• Short exercise
Across the listing below, how many lines hold "Linux"? Reply with the number by itself.

※

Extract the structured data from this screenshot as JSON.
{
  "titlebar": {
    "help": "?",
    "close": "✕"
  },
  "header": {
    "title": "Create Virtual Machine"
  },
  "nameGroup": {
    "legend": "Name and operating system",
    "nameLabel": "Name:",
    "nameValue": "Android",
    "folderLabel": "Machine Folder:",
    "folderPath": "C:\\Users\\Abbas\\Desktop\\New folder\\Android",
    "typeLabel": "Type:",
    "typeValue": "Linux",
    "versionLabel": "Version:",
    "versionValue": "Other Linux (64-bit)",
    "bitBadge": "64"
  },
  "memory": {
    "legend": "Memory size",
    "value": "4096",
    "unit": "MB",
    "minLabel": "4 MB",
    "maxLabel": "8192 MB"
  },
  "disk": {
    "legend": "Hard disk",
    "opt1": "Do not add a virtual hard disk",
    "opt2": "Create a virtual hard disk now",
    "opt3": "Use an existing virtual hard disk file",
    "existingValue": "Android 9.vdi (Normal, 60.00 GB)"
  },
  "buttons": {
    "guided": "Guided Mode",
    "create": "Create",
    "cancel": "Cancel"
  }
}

※

• Result below
2